Circulating tumor cells in adjuvant therapy: main published studies and meta-analysis*

References	No. of patients	Stage	Blood screened, mL	Detection rate, %		Prognostic impact
				Pre. ACT	Post. ACT	DFS HR (95% CI)	OS HR (95% CI)
Studies
Krishnamurthy et al. (33) (2010)	92	I–III	7.5	31	—	—	—
Franken et al. (31) (2012)	404	I–III	7.5	18	—	Yes 1.6 (0.83 to 3.19)	to
Lucci et al. (32) (2012)	302	I–III	7.5	24	—	Yes 4.62 (1.79 to 11.9)	Yes 4.04 (1.28 to 12.8)
Karhade et al. (30) (2014)	113	I–III (triple-negative)	7.5	25	—	Yes 8.30 (2.61 to 26.4)	Yes 7.19 (1.98 to 26.1)
Rack et al. (34) (2014)	2026	I–III	30	21	22	Yes 2.11 (1.49 to 2.99)	Yes 2.18 (1.32 to 3.59)
Van Dalum et al. (29) (2015)	403	I–III	30	19	15	Yes (n.a.)	Yes (n.a.)
Pooled-analysis
Janni et al. (12) (2016)	3173	I–III	7.5	20	—	Yes 1.82 (1.47 to 2.26)	Yes 1.97 (1.51 to 2.59)

ACT = adjuvant chemotherapy; CI = confidence interval; DFS = disease-free survival; CI = confidence interval; HR = hazard ratio; n.a. = not available; OS = overall survival; pts = patients.

The TREAT-CTC Trial

The TREAT-CTC trial was the first attempt to demonstrate, albeit indirectly, the clinical utility of CTC detection in early breast cancer patients. Based on the repeated observation—that CTC positivity defines a subgroup of patients at higher risk of relapse—this interventional trial was set up to study whether adding a new therapy would help reduce the relapse rate in CTC-positive patients.
--------
* _Explore the material_:
A. Answer these questions using the excerpt on circulating tumor cells:
(i) How many patients does the table give for Rack et al. (2014)?
(ii) What does the abbreviation DFS stand for?
(iii) What was the TREAT-CTC trial the first attempt to demonstrate?
B. List every study that the excerpt on circulating tumor cells places under the "Studies" heading of its table, with authors and year.

Stored data entries:
--------
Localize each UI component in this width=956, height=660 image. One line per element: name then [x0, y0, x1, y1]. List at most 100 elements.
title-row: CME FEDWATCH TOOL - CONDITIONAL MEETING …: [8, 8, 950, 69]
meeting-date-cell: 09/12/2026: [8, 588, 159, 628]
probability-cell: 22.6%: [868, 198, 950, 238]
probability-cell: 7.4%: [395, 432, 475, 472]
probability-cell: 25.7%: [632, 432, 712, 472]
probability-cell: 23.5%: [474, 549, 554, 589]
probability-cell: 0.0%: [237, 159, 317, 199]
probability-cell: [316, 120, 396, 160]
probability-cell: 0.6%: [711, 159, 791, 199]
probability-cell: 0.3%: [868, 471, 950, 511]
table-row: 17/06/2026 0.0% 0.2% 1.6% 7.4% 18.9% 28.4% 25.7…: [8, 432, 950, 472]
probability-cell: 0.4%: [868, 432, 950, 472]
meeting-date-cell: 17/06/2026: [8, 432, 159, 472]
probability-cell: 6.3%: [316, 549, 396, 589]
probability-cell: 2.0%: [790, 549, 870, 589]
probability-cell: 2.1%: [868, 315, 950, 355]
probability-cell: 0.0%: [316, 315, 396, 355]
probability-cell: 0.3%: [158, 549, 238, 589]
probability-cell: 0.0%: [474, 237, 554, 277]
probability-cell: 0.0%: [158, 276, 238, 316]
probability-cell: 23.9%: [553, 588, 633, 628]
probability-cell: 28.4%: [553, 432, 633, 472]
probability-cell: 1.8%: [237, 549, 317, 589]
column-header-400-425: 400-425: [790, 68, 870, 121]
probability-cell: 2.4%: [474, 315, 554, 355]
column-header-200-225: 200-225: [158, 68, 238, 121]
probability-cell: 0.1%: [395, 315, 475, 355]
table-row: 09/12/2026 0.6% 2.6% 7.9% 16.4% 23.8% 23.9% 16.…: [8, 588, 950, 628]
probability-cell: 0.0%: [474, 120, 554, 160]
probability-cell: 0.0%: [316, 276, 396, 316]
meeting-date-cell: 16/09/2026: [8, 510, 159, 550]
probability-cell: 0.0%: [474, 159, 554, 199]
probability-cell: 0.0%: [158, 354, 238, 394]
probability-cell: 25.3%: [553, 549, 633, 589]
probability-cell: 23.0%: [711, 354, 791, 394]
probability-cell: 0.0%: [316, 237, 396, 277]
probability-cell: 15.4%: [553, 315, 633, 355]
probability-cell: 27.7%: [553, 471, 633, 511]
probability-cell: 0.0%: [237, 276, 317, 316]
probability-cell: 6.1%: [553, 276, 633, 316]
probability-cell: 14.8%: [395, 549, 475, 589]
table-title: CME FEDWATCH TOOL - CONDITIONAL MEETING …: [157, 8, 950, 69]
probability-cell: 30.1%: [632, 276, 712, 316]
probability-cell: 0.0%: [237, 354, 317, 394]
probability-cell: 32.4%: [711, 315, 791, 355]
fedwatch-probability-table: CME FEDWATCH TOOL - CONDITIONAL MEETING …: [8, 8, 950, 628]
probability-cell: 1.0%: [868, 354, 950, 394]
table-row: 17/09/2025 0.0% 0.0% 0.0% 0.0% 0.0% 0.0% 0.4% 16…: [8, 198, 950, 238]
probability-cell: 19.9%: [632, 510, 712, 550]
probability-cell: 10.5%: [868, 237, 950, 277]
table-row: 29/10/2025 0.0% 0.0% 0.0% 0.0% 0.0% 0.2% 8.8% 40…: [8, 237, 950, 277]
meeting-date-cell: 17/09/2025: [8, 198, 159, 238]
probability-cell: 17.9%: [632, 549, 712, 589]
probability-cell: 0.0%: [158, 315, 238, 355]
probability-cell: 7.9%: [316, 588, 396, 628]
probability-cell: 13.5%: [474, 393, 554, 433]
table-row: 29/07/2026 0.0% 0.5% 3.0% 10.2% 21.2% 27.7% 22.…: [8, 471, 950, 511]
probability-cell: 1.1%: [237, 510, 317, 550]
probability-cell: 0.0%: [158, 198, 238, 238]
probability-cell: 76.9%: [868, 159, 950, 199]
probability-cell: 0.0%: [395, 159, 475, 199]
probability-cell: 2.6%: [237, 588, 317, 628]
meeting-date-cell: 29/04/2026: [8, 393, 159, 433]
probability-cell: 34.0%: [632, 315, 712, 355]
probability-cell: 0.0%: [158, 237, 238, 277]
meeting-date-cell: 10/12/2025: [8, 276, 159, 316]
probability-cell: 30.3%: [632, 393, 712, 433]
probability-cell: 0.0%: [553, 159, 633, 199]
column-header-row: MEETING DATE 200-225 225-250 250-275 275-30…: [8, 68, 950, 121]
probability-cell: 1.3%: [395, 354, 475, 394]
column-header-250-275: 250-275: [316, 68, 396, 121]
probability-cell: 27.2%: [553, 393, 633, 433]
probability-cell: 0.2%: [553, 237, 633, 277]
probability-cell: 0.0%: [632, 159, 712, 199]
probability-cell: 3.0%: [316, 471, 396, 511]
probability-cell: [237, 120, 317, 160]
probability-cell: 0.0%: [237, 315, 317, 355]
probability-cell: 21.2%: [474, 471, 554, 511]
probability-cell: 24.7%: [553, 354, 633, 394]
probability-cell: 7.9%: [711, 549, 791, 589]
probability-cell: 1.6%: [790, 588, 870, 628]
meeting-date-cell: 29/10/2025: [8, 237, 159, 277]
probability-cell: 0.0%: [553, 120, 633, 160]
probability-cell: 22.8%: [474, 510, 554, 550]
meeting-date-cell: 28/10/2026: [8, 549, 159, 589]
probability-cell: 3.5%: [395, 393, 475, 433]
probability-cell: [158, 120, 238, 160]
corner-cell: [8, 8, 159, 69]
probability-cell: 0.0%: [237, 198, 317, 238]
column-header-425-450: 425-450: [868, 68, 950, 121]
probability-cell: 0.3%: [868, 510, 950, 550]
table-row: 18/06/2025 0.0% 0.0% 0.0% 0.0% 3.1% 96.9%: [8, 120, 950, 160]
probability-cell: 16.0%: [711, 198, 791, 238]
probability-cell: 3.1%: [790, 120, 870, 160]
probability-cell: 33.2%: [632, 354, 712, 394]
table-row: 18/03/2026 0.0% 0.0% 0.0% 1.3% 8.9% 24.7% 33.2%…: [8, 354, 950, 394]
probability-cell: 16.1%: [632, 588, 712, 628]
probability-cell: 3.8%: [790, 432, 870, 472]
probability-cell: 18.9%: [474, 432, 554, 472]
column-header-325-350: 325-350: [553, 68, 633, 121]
--------
* _List of answers_:
A.
(i) 2026
(ii) Disease-free survival
(iii) The clinical utility of CTC detection in early breast cancer patients (albeit indirectly)

B.
- Krishnamurthy et al. (2010)
- Franken et al. (2012)
- Lucci et al. (2012)
- Karhade et al. (2014)
- Rack et al. (2014)
- Van Dalum et al. (2015)